Problem to work on
Your task is to locate every line holding the string "JSON" and to copy each of them.

[Records]
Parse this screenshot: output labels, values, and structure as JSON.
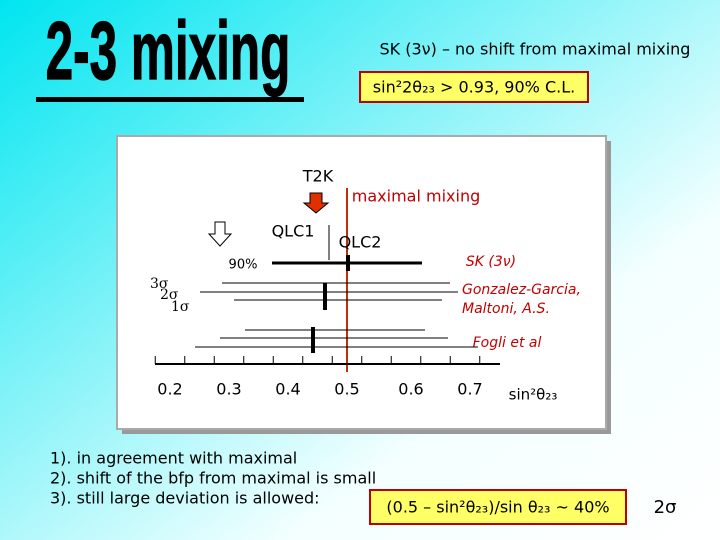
{
  "slide": {
    "title": "2-3 mixing",
    "box1": "SK (3ν) – no shift  from maximal mixing",
    "box2": "sin²2θ₂₃ > 0.93,  90% C.L.",
    "plot": {
      "t2k": "T2K",
      "maximal": "maximal mixing",
      "qlc1": "QLC1",
      "qlc2": "QLC2",
      "cl90": "90%",
      "sk": "SK (3ν)",
      "s3": "3σ",
      "s2": "2σ",
      "s1": "1σ",
      "gg": [
        "Gonzalez-Garcia,",
        "Maltoni,  A.S."
      ],
      "fogli": "Fogli et al",
      "ticks": [
        "0.2",
        "0.3",
        "0.4",
        "0.5",
        "0.6",
        "0.7"
      ],
      "axis_label": "sin²θ₂₃"
    },
    "notes": [
      "1). in agreement with maximal",
      "2). shift of the bfp  from maximal is small",
      "3). still large deviation is allowed:"
    ],
    "formula": "(0.5 – sin²θ₂₃)/sin θ₂₃ ~ 40%",
    "sigma": "2σ"
  }
}
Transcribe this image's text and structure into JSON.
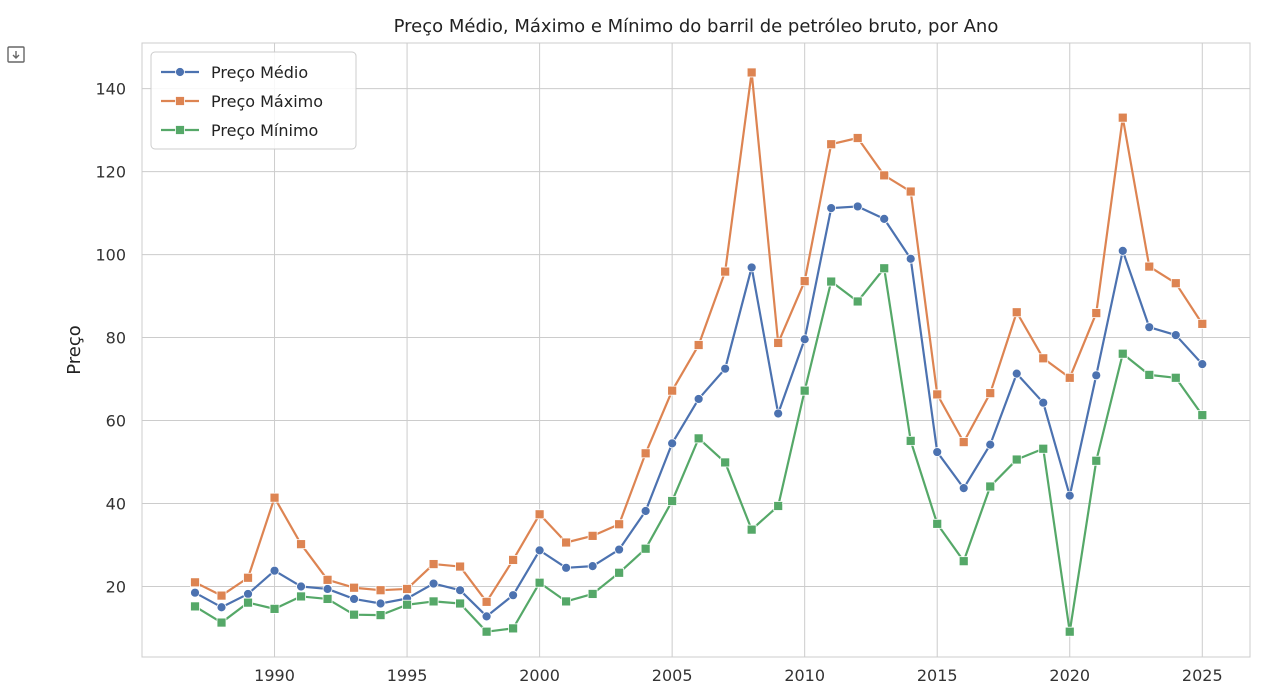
{
  "ui": {
    "expand_icon": "output-expand-icon"
  },
  "chart_data": {
    "type": "line",
    "title": "Preço Médio, Máximo e Mínimo do barril de petróleo bruto, por Ano",
    "xlabel": "",
    "ylabel": "Preço",
    "xlim": [
      1985.0,
      2026.8
    ],
    "ylim": [
      3,
      151
    ],
    "xticks": [
      1990,
      1995,
      2000,
      2005,
      2010,
      2015,
      2020,
      2025
    ],
    "yticks": [
      20,
      40,
      60,
      80,
      100,
      120,
      140
    ],
    "grid": true,
    "legend": "top-left",
    "x": [
      1987,
      1988,
      1989,
      1990,
      1991,
      1992,
      1993,
      1994,
      1995,
      1996,
      1997,
      1998,
      1999,
      2000,
      2001,
      2002,
      2003,
      2004,
      2005,
      2006,
      2007,
      2008,
      2009,
      2010,
      2011,
      2012,
      2013,
      2014,
      2015,
      2016,
      2017,
      2018,
      2019,
      2020,
      2021,
      2022,
      2023,
      2024,
      2025
    ],
    "series": [
      {
        "name": "Preço Médio",
        "color": "#4c72b0",
        "marker": "circle",
        "values": [
          18.5,
          15.0,
          18.2,
          23.8,
          20.0,
          19.4,
          17.0,
          15.9,
          17.1,
          20.7,
          19.1,
          12.8,
          17.9,
          28.7,
          24.5,
          24.9,
          28.9,
          38.2,
          54.5,
          65.2,
          72.5,
          96.9,
          61.7,
          79.6,
          111.2,
          111.6,
          108.6,
          99.0,
          52.4,
          43.7,
          54.2,
          71.3,
          64.3,
          41.9,
          70.9,
          100.9,
          82.5,
          80.6,
          73.6
        ]
      },
      {
        "name": "Preço Máximo",
        "color": "#dd8452",
        "marker": "square",
        "values": [
          21.0,
          17.8,
          22.1,
          41.4,
          30.2,
          21.6,
          19.7,
          19.1,
          19.4,
          25.4,
          24.8,
          16.3,
          26.4,
          37.4,
          30.6,
          32.2,
          35.0,
          52.1,
          67.2,
          78.2,
          95.9,
          143.9,
          78.7,
          93.6,
          126.6,
          128.1,
          119.1,
          115.2,
          66.3,
          54.8,
          66.6,
          86.1,
          75.0,
          70.3,
          85.9,
          133.0,
          97.1,
          93.1,
          83.3
        ]
      },
      {
        "name": "Preço Mínimo",
        "color": "#55a868",
        "marker": "square",
        "values": [
          15.2,
          11.3,
          16.1,
          14.6,
          17.6,
          17.0,
          13.2,
          13.1,
          15.6,
          16.4,
          15.9,
          9.1,
          9.9,
          20.9,
          16.4,
          18.2,
          23.3,
          29.1,
          40.6,
          55.7,
          49.9,
          33.7,
          39.4,
          67.2,
          93.5,
          88.7,
          96.7,
          55.1,
          35.1,
          26.1,
          44.1,
          50.6,
          53.2,
          9.1,
          50.3,
          76.1,
          71.0,
          70.3,
          61.3
        ]
      }
    ]
  }
}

Solution to the exercise
Parse this screenshot: output labels, values, and structure as JSON.
Transcribe this image's text and structure into JSON.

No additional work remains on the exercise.